------ Records shown ------

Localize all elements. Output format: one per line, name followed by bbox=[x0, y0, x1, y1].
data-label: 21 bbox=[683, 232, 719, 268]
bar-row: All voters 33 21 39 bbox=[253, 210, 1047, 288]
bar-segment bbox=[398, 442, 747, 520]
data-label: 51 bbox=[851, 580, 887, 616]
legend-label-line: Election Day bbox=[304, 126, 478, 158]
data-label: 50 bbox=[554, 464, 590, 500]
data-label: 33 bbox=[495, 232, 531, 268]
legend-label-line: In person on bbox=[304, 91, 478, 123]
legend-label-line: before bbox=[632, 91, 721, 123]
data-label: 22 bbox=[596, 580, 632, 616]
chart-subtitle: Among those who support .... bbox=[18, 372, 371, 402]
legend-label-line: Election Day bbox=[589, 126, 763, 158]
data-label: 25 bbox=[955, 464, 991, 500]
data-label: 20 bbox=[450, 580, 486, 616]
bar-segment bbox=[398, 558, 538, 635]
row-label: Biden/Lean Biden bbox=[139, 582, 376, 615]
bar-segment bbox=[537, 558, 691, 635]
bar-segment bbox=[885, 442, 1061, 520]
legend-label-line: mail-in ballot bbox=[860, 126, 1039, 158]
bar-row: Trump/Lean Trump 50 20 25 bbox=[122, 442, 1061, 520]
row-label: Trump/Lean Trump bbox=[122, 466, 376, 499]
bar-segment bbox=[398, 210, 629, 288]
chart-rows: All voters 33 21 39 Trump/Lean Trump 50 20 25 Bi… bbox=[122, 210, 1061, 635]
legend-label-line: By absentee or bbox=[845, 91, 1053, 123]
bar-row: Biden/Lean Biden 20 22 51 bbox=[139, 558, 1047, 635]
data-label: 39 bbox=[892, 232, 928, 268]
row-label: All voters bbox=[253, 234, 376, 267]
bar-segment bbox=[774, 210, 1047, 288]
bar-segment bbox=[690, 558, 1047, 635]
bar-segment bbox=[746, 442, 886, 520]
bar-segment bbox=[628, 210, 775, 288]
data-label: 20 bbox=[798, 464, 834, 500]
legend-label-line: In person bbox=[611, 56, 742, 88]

------

Brief: Write out every line of the items above verbatim, preserving the order, spacing, and punctuation.

Correct response:
Localize all elements. Output format: one per line, name followed by bbox=[x0, y0, x1, y1].
data-label: 21 bbox=[683, 232, 719, 268]
bar-row: All voters 33 21 39 bbox=[253, 210, 1047, 288]
bar-segment bbox=[398, 442, 747, 520]
data-label: 51 bbox=[851, 580, 887, 616]
legend-label-line: Election Day bbox=[304, 126, 478, 158]
data-label: 50 bbox=[554, 464, 590, 500]
data-label: 33 bbox=[495, 232, 531, 268]
legend-label-line: In person on bbox=[304, 91, 478, 123]
legend-label-line: before bbox=[632, 91, 721, 123]
data-label: 22 bbox=[596, 580, 632, 616]
chart-subtitle: Among those who support .... bbox=[18, 372, 371, 402]
legend-label-line: Election Day bbox=[589, 126, 763, 158]
data-label: 25 bbox=[955, 464, 991, 500]
data-label: 20 bbox=[450, 580, 486, 616]
bar-segment bbox=[398, 558, 538, 635]
row-label: Biden/Lean Biden bbox=[139, 582, 376, 615]
bar-segment bbox=[537, 558, 691, 635]
bar-segment bbox=[885, 442, 1061, 520]
legend-label-line: mail-in ballot bbox=[860, 126, 1039, 158]
bar-row: Trump/Lean Trump 50 20 25 bbox=[122, 442, 1061, 520]
row-label: Trump/Lean Trump bbox=[122, 466, 376, 499]
bar-segment bbox=[398, 210, 629, 288]
chart-rows: All voters 33 21 39 Trump/Lean Trump 50 20 25 Bi… bbox=[122, 210, 1061, 635]
legend-label-line: By absentee or bbox=[845, 91, 1053, 123]
bar-row: Biden/Lean Biden 20 22 51 bbox=[139, 558, 1047, 635]
data-label: 39 bbox=[892, 232, 928, 268]
row-label: All voters bbox=[253, 234, 376, 267]
bar-segment bbox=[774, 210, 1047, 288]
bar-segment bbox=[690, 558, 1047, 635]
bar-segment bbox=[746, 442, 886, 520]
bar-segment bbox=[628, 210, 775, 288]
data-label: 20 bbox=[798, 464, 834, 500]
legend-label-line: In person bbox=[611, 56, 742, 88]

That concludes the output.